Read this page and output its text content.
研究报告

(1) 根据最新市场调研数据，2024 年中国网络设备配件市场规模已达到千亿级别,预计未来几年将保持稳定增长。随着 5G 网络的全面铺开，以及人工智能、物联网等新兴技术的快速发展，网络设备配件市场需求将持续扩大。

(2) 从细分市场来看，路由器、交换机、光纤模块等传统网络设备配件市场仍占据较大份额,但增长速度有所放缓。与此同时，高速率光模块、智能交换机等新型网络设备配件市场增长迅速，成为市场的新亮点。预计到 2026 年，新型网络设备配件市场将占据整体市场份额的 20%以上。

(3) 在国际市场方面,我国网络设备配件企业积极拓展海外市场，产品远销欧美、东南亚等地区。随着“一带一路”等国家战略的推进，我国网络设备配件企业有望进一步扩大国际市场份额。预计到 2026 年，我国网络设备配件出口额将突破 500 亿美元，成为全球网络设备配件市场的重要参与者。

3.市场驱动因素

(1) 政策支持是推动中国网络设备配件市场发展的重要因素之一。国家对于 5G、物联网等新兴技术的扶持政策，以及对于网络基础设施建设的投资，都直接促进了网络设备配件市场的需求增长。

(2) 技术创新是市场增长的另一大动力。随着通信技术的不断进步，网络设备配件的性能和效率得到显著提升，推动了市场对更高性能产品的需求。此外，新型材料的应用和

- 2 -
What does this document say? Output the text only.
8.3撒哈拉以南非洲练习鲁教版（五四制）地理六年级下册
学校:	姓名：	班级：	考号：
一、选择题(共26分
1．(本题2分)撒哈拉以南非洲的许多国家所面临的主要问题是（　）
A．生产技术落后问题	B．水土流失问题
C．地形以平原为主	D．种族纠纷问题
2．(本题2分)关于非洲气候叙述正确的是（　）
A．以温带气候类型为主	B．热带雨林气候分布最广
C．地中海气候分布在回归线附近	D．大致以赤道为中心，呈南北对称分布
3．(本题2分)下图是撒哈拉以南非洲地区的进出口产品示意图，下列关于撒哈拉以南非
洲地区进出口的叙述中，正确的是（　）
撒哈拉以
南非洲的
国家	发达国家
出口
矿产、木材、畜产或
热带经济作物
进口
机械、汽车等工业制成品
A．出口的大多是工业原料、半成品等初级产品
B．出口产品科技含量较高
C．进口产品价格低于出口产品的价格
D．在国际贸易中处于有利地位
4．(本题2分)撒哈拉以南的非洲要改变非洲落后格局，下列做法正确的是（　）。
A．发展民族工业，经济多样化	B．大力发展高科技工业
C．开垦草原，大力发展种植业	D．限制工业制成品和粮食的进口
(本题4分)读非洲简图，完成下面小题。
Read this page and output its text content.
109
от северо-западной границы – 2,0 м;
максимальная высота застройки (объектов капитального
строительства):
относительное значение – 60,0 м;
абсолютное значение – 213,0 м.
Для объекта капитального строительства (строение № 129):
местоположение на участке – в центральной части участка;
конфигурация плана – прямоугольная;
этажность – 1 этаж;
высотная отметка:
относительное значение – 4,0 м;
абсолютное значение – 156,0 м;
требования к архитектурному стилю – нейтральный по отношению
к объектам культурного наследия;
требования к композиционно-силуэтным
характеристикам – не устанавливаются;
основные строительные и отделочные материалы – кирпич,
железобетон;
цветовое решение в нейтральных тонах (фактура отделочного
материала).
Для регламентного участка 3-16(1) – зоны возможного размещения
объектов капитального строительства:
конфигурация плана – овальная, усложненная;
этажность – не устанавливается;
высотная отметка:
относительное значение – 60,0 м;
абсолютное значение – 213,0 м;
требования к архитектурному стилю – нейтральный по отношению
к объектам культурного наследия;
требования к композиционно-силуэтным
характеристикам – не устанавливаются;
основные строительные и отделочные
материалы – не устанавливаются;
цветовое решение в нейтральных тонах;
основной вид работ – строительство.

━━━━━━━━

* **DIRECTIONS FOR THIS TASK**
Quote each line above in full, word for word.

* **EXERCISE OUTPUT**
Read this page and output its text content.
研究报告

(1) 根据最新市场调研数据，2024 年中国网络设备配件市场规模已达到千亿级别,预计未来几年将保持稳定增长。随着 5G 网络的全面铺开，以及人工智能、物联网等新兴技术的快速发展，网络设备配件市场需求将持续扩大。

(2) 从细分市场来看，路由器、交换机、光纤模块等传统网络设备配件市场仍占据较大份额,但增长速度有所放缓。与此同时，高速率光模块、智能交换机等新型网络设备配件市场增长迅速，成为市场的新亮点。预计到 2026 年，新型网络设备配件市场将占据整体市场份额的 20%以上。

(3) 在国际市场方面,我国网络设备配件企业积极拓展海外市场，产品远销欧美、东南亚等地区。随着“一带一路”等国家战略的推进，我国网络设备配件企业有望进一步扩大国际市场份额。预计到 2026 年，我国网络设备配件出口额将突破 500 亿美元，成为全球网络设备配件市场的重要参与者。

3.市场驱动因素

(1) 政策支持是推动中国网络设备配件市场发展的重要因素之一。国家对于 5G、物联网等新兴技术的扶持政策，以及对于网络基础设施建设的投资，都直接促进了网络设备配件市场的需求增长。

(2) 技术创新是市场增长的另一大动力。随着通信技术的不断进步，网络设备配件的性能和效率得到显著提升，推动了市场对更高性能产品的需求。此外，新型材料的应用和

- 2 -
What does this document say? Output the text only.
8.3撒哈拉以南非洲练习鲁教版（五四制）地理六年级下册
学校:	姓名：	班级：	考号：
一、选择题(共26分
1．(本题2分)撒哈拉以南非洲的许多国家所面临的主要问题是（　）
A．生产技术落后问题	B．水土流失问题
C．地形以平原为主	D．种族纠纷问题
2．(本题2分)关于非洲气候叙述正确的是（　）
A．以温带气候类型为主	B．热带雨林气候分布最广
C．地中海气候分布在回归线附近	D．大致以赤道为中心，呈南北对称分布
3．(本题2分)下图是撒哈拉以南非洲地区的进出口产品示意图，下列关于撒哈拉以南非
洲地区进出口的叙述中，正确的是（　）
撒哈拉以
南非洲的
国家	发达国家
出口
矿产、木材、畜产或
热带经济作物
进口
机械、汽车等工业制成品
A．出口的大多是工业原料、半成品等初级产品
B．出口产品科技含量较高
C．进口产品价格低于出口产品的价格
D．在国际贸易中处于有利地位
4．(本题2分)撒哈拉以南的非洲要改变非洲落后格局，下列做法正确的是（　）。
A．发展民族工业，经济多样化	B．大力发展高科技工业
C．开垦草原，大力发展种植业	D．限制工业制成品和粮食的进口
(本题4分)读非洲简图，完成下面小题。
Read this page and output its text content.
109
от северо-западной границы – 2,0 м;
максимальная высота застройки (объектов капитального
строительства):
относительное значение – 60,0 м;
абсолютное значение – 213,0 м.
Для объекта капитального строительства (строение № 129):
местоположение на участке – в центральной части участка;
конфигурация плана – прямоугольная;
этажность – 1 этаж;
высотная отметка:
относительное значение – 4,0 м;
абсолютное значение – 156,0 м;
требования к архитектурному стилю – нейтральный по отношению
к объектам культурного наследия;
требования к композиционно-силуэтным
характеристикам – не устанавливаются;
основные строительные и отделочные материалы – кирпич,
железобетон;
цветовое решение в нейтральных тонах (фактура отделочного
материала).
Для регламентного участка 3-16(1) – зоны возможного размещения
объектов капитального строительства:
конфигурация плана – овальная, усложненная;
этажность – не устанавливается;
высотная отметка:
относительное значение – 60,0 м;
абсолютное значение – 213,0 м;
требования к архитектурному стилю – нейтральный по отношению
к объектам культурного наследия;
требования к композиционно-силуэтным
характеристикам – не устанавливаются;
основные строительные и отделочные
материалы – не устанавливаются;
цветовое решение в нейтральных тонах;
основной вид работ – строительство.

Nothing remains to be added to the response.